** Your instructions **
Check each line of the listing for the word "text" and report how many lines contain it, giving nothing but the number.
[Begin Data supplied]
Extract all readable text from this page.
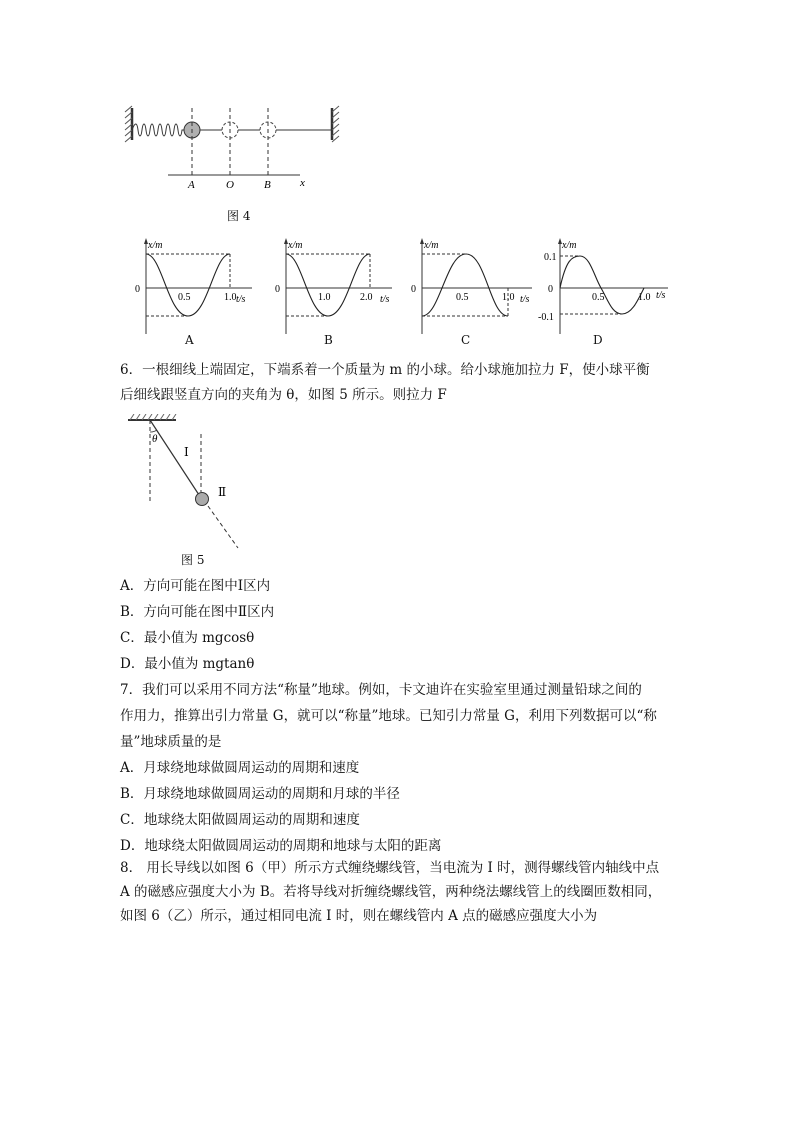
A	O	B	x
图 4
x/m
t/s
0
0.5	1.0
A
x/m
t/s
0
1.0	2.0
B
x/m
t/s
0
0.5	1.0
C
x/m
t/s
0.1
-0.1
0
0.5	1.0
D
6．一根细线上端固定，下端系着一个质量为 m 的小球。给小球施加拉力 F，使小球平衡
后细线跟竖直方向的夹角为 θ，如图 5 所示。则拉力 F
θ
Ⅰ
Ⅱ
图 5
A．方向可能在图中Ⅰ区内
B．方向可能在图中Ⅱ区内
C．最小值为 mgcosθ
D．最小值为 mgtanθ
7．我们可以采用不同方法“称量”地球。例如，卡文迪许在实验室里通过测量铅球之间的
作用力，推算出引力常量 G，就可以“称量”地球。已知引力常量 G，利用下列数据可以“称
量”地球质量的是
A．月球绕地球做圆周运动的周期和速度
B．月球绕地球做圆周运动的周期和月球的半径
C．地球绕太阳做圆周运动的周期和速度
D．地球绕太阳做圆周运动的周期和地球与太阳的距离
8． 用长导线以如图 6（甲）所示方式缠绕螺线管，当电流为 I 时，测得螺线管内轴线中点
A 的磁感应强度大小为 B。若将导线对折缠绕螺线管，两种绕法螺线管上的线圈匝数相同，
如图 6（乙）所示，通过相同电流 I 时，则在螺线管内 A 点的磁感应强度大小为
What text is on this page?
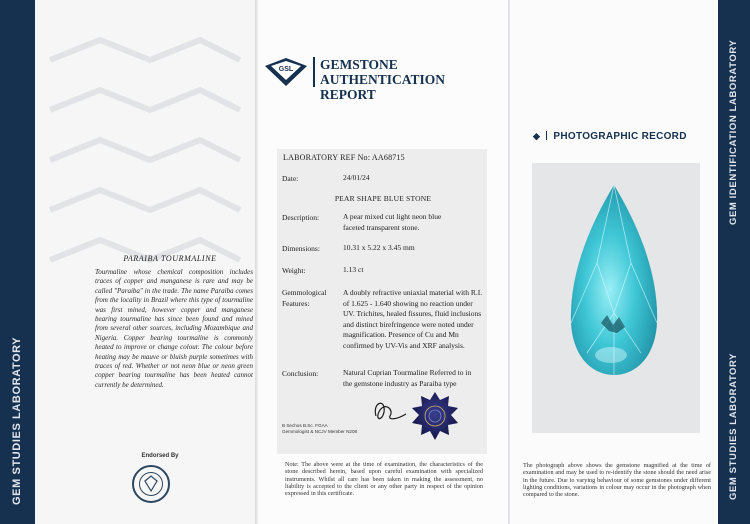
GEM STUDIES LABORATORY
PARAIBA TOURMALINE
Tourmaline whose chemical composition includes traces of copper and manganese is rare and may be called "Paraiba" in the trade. The name Paraiba comes from the locality in Brazil where this type of tourmaline was first mined, however copper and manganese bearing tourmaline has since been found and mined from several other sources, including Mozambique and Nigeria. Copper bearing tourmaline is commonly heated to improve or change colour. The colour before heating may be mauve or bluish purple sometimes with traces of red. Whether or not neon blue or neon green copper bearing tourmaline has been heated cannot currently be determined.
Endorsed By
GSL GEMSTONE AUTHENTICATION
REPORT
LABORATORY REF No: AA68715
Date:	24/01/24
PEAR SHAPE BLUE STONE
Description:	A pear mixed cut light neon blue faceted transparent stone.
Dimensions:	10.31 x 5.22 x 3.45 mm
Weight:	1.13 ct
Gemmological
Features:
A doubly refractive uniaxial material with R.I. of 1.625 - 1.640 showing no reaction under UV. Trichites, healed fissures, fluid inclusions and distinct birefringence were noted under magnification. Presence of Cu and Mn confirmed by UV-Vis and XRF analysis.
Conclusion:	Natural Cuprian Tourmaline Referred to in the gemstone industry as Paraiba type
B Sechos B.Sc. FGAA
Gemmologist & NCJV Member N208
Note: The above were at the time of examination, the characteristics of the stone described herein, based upon careful examination with specialized instruments. Whilst all care has been taken in making the assessment, no liability is accepted to the client or any other party in respect of the opinion expressed in this certificate.
◆ PHOTOGRAPHIC RECORD
The photograph above shows the gemstone magnified at the time of examination and may be used to re-identify the stone should the need arise in the future. Due to varying behaviour of some gemstones under different lighting conditions, variations in colour may occur in the photograph when compared to the stone.
GEM IDENTIFICATION LABORATORY
GEM STUDIES LABORATORY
[End Data supplied]
** Response **
2